* DESCRIPTION OF THE TASK *
Copy out each line of the listing that has the word "title" in it.
[BEGIN]
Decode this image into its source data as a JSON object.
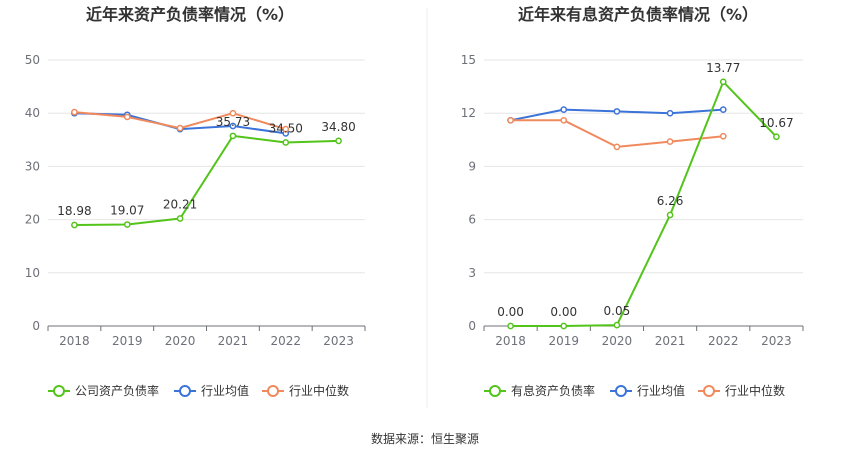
{
  "source_label": "数据来源：恒生聚源",
  "chart_data": [
    {
      "type": "line",
      "title": "近年来资产负债率情况（%）",
      "categories": [
        "2018",
        "2019",
        "2020",
        "2021",
        "2022",
        "2023"
      ],
      "ylim": [
        0,
        50
      ],
      "yticks": [
        0,
        10,
        20,
        30,
        40,
        50
      ],
      "ytick_labels": [
        "0",
        "10",
        "20",
        "30",
        "40",
        "50"
      ],
      "grid": true,
      "legend_position": "bottom",
      "series": [
        {
          "name": "公司资产负债率",
          "color": "#52c41a",
          "values": [
            18.98,
            19.07,
            20.21,
            35.73,
            34.5,
            34.8
          ],
          "labels": [
            "18.98",
            "19.07",
            "20.21",
            "35.73",
            "34.50",
            "34.80"
          ]
        },
        {
          "name": "行业均值",
          "color": "#3b73d9",
          "values": [
            40.0,
            39.7,
            37.0,
            37.6,
            36.2,
            null
          ]
        },
        {
          "name": "行业中位数",
          "color": "#f08a5d",
          "values": [
            40.2,
            39.3,
            37.2,
            40.0,
            37.0,
            null
          ]
        }
      ]
    },
    {
      "type": "line",
      "title": "近年来有息资产负债率情况（%）",
      "categories": [
        "2018",
        "2019",
        "2020",
        "2021",
        "2022",
        "2023"
      ],
      "ylim": [
        0,
        15
      ],
      "yticks": [
        0,
        3,
        6,
        9,
        12,
        15
      ],
      "ytick_labels": [
        "0",
        "3",
        "6",
        "9",
        "12",
        "15"
      ],
      "grid": true,
      "legend_position": "bottom",
      "series": [
        {
          "name": "有息资产负债率",
          "color": "#52c41a",
          "values": [
            0.0,
            0.0,
            0.05,
            6.26,
            13.77,
            10.67
          ],
          "labels": [
            "0.00",
            "0.00",
            "0.05",
            "6.26",
            "13.77",
            "10.67"
          ]
        },
        {
          "name": "行业均值",
          "color": "#3b73d9",
          "values": [
            11.6,
            12.2,
            12.1,
            12.0,
            12.2,
            null
          ]
        },
        {
          "name": "行业中位数",
          "color": "#f08a5d",
          "values": [
            11.6,
            11.6,
            10.1,
            10.4,
            10.7,
            null
          ]
        }
      ]
    }
  ]
}
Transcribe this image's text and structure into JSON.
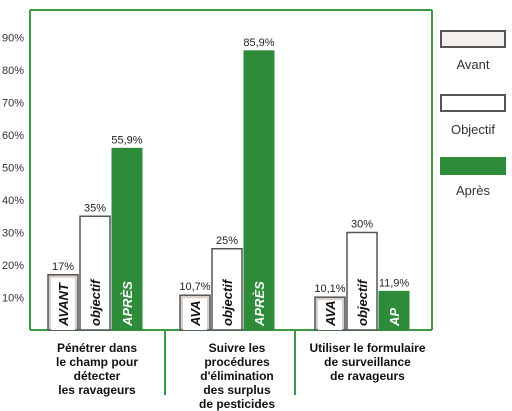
{
  "chart_data": {
    "type": "bar",
    "yticks": [
      "10%",
      "20%",
      "30%",
      "40%",
      "50%",
      "60%",
      "70%",
      "80%",
      "90%"
    ],
    "ylim": [
      0,
      100
    ],
    "grid": false,
    "legend_position": "right",
    "categories": [
      "Pénétrer dans\nle champ pour\ndétecter\nles ravageurs",
      "Suivre les\nprocédures\nd'élimination\ndes surplus\nde pesticides",
      "Utiliser le formulaire\nde surveillance\nde ravageurs"
    ],
    "series": [
      {
        "name": "Avant",
        "color": "#d8cfc9",
        "values": [
          17,
          10.7,
          10.1
        ],
        "value_labels": [
          "17%",
          "10,7%",
          "10,1%"
        ],
        "bar_labels": [
          "AVANT",
          "AVA",
          "AVA"
        ]
      },
      {
        "name": "Objectif",
        "color": "#ffffff",
        "values": [
          35,
          25,
          30
        ],
        "value_labels": [
          "35%",
          "25%",
          "30%"
        ],
        "bar_labels": [
          "objectif",
          "objectif",
          "objectif"
        ]
      },
      {
        "name": "Après",
        "color": "#2e8b3a",
        "values": [
          55.9,
          85.9,
          11.9
        ],
        "value_labels": [
          "55,9%",
          "85,9%",
          "11,9%"
        ],
        "bar_labels": [
          "APRÈS",
          "APRÈS",
          "AP"
        ]
      }
    ],
    "colors": {
      "frame": "#3c9a44",
      "bar_outline": "#555555"
    }
  }
}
[END]
* ANSWER TO THE EXERCISE *
      "title": "近年来资产负债率情况（%）",
      "title": "近年来有息资产负债率情况（%）",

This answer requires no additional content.